§ Written problem: Word for word, repeat the entries, minus the pictures.

Items listed in a dataset:
+ + + +
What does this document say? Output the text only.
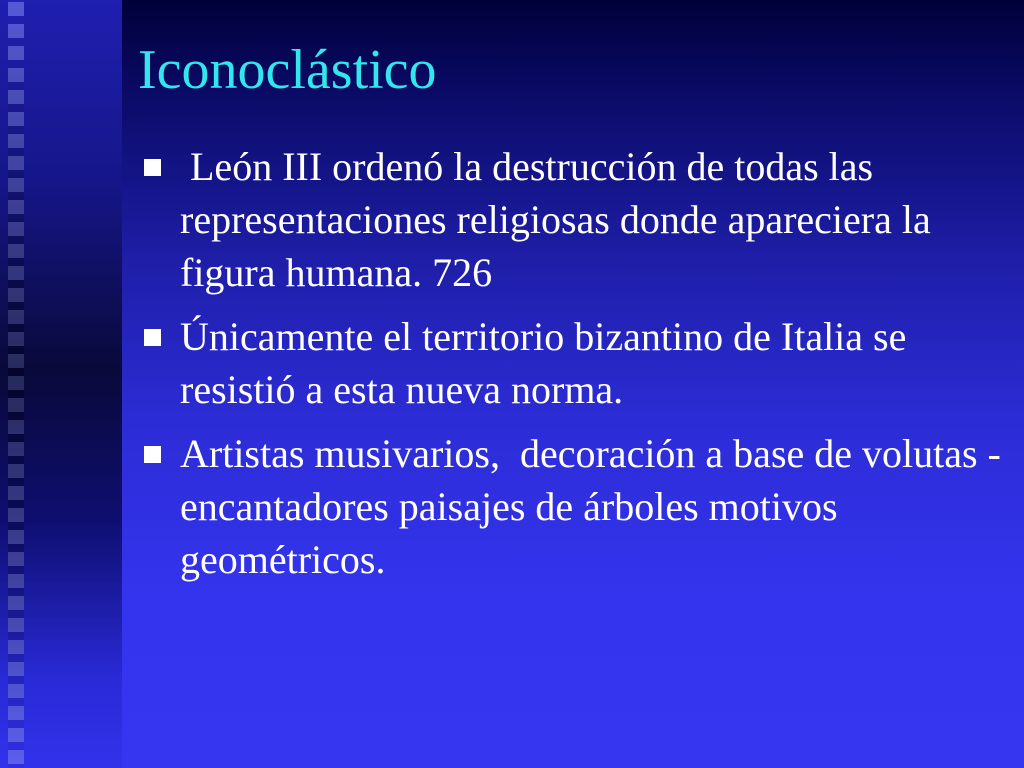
Iconoclástico
León III ordenó la destrucción de todas las representaciones religiosas donde apareciera la figura humana. 726
Únicamente el territorio bizantino de Italia se resistió a esta nueva norma.
Artistas musivarios,  decoración a base de volutas - encantadores paisajes de árboles motivos geométricos.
+ + + +
§ The answer:
What does this document say? Output the text only.
Iconoclástico
León III ordenó la destrucción de todas las representaciones religiosas donde apareciera la figura humana. 726
Únicamente el territorio bizantino de Italia se resistió a esta nueva norma.
Artistas musivarios,  decoración a base de volutas - encantadores paisajes de árboles motivos geométricos.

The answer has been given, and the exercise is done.